» **Task inputs**
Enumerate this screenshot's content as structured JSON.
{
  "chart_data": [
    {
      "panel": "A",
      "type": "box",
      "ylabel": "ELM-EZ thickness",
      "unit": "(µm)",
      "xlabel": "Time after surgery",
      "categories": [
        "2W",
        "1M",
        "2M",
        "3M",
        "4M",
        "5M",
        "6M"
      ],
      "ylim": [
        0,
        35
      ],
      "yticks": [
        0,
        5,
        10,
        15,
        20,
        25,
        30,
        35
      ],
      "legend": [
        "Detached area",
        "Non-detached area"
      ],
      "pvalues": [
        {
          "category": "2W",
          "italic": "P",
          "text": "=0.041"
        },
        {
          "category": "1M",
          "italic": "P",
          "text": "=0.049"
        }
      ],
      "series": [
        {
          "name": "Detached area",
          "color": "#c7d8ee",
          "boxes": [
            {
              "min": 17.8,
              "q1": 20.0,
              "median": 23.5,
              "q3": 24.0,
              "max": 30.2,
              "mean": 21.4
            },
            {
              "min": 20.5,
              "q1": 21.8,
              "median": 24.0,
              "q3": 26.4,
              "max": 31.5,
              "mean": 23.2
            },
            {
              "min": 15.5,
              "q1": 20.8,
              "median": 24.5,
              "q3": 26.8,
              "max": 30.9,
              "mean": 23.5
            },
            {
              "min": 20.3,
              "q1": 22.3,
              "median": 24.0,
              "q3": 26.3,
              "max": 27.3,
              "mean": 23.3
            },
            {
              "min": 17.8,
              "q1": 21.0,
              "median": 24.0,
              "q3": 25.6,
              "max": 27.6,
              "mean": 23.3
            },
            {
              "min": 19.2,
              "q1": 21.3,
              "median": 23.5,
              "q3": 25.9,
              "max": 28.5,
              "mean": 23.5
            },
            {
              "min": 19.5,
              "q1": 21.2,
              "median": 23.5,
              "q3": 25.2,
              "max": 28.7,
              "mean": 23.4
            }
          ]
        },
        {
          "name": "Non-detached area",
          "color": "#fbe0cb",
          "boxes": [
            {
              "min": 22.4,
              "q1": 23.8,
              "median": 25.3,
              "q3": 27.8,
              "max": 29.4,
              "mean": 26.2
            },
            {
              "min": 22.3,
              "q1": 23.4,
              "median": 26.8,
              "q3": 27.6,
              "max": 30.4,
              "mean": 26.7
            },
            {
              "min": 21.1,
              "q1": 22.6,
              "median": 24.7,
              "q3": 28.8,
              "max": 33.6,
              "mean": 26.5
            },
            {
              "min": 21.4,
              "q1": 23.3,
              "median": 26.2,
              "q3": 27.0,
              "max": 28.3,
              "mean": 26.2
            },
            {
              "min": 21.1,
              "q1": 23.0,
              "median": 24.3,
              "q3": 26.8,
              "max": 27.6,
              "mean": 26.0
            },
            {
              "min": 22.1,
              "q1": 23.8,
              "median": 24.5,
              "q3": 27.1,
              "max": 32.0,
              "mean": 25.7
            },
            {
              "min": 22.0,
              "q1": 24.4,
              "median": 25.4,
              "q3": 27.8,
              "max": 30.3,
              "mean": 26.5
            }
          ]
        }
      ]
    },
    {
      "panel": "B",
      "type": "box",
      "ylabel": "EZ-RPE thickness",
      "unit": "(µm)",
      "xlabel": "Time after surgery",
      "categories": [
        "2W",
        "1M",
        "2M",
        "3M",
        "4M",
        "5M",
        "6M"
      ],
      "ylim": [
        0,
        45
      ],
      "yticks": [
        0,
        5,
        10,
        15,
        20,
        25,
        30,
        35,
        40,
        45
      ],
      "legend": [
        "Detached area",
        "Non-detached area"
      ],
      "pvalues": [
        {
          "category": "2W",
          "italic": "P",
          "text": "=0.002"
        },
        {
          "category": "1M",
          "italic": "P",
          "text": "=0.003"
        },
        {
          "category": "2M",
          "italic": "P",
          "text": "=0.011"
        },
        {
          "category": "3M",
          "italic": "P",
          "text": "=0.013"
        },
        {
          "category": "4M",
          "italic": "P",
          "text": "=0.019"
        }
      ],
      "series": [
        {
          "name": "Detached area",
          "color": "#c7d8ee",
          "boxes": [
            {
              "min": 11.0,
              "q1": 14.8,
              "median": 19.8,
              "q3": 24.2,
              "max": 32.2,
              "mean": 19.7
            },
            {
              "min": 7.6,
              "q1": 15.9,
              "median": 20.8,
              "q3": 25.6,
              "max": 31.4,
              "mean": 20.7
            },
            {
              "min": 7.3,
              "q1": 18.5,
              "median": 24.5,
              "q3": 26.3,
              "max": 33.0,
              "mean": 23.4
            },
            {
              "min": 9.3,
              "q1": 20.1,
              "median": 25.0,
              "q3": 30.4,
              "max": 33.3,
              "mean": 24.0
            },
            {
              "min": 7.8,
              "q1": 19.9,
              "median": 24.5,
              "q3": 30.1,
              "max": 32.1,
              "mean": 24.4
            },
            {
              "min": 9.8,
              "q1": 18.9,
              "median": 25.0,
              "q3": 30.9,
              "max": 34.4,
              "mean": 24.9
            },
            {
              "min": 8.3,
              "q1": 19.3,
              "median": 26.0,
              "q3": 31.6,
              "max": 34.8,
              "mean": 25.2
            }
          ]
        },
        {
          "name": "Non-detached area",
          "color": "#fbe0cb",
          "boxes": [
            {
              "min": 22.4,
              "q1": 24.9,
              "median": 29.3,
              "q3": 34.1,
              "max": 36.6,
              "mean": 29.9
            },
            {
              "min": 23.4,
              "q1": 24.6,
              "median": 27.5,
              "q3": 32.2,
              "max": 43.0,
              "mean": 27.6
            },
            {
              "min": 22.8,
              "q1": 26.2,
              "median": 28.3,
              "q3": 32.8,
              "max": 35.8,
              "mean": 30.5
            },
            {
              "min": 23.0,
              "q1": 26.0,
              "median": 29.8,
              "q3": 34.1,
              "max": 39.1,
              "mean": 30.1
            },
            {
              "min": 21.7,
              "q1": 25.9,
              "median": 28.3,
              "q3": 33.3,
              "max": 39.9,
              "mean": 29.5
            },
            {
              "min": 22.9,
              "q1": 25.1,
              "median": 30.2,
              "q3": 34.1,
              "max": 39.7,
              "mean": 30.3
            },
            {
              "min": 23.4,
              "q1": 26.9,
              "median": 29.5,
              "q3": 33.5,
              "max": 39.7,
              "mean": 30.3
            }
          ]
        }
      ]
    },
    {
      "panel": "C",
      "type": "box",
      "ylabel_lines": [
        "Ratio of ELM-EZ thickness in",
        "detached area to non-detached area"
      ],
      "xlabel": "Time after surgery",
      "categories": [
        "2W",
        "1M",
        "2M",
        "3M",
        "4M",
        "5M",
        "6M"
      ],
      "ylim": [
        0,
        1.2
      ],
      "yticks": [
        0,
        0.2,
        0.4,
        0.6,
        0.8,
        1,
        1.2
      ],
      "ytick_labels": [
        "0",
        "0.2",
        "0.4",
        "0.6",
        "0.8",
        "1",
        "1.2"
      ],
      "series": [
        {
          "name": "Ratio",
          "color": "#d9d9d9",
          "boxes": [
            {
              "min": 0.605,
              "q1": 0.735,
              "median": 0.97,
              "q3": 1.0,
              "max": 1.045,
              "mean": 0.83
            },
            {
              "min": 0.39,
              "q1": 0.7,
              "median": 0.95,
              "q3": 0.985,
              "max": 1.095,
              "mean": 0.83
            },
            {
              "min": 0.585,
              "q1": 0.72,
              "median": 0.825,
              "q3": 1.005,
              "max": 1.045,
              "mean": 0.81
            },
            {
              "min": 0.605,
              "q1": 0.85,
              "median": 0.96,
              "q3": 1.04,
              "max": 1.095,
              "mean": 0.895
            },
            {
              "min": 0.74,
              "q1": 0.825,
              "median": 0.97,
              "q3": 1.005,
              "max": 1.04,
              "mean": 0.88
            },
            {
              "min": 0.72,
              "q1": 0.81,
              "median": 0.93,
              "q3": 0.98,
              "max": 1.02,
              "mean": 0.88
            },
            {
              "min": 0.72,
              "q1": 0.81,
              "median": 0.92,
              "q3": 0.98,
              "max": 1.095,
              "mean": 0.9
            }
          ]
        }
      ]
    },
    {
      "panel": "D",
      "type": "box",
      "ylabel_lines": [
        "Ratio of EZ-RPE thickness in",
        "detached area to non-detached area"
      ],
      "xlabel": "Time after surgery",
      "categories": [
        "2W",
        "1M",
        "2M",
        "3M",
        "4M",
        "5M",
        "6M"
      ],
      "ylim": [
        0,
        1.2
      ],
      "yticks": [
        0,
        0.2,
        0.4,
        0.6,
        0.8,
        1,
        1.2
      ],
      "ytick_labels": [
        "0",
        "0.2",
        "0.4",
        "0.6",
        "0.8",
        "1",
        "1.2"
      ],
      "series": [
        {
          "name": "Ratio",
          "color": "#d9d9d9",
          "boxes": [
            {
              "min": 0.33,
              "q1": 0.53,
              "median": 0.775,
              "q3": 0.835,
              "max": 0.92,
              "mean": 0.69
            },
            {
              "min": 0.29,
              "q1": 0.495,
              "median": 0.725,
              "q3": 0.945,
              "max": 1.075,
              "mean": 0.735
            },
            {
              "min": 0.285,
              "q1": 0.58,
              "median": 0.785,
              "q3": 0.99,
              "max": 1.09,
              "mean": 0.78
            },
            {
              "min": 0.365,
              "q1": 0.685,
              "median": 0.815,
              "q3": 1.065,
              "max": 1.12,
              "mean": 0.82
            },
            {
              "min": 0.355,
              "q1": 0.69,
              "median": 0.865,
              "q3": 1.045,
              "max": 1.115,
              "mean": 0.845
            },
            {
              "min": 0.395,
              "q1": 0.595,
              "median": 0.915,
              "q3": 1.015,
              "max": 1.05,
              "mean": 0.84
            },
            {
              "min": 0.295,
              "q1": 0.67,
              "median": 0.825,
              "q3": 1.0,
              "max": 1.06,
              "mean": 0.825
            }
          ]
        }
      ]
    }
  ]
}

» **What you need to do**
Show all lines in the entries above where the string "Ratio" appears.

» **Complete output**
        "Ratio of ELM-EZ thickness in",
          "name": "Ratio",
        "Ratio of EZ-RPE thickness in",
          "name": "Ratio",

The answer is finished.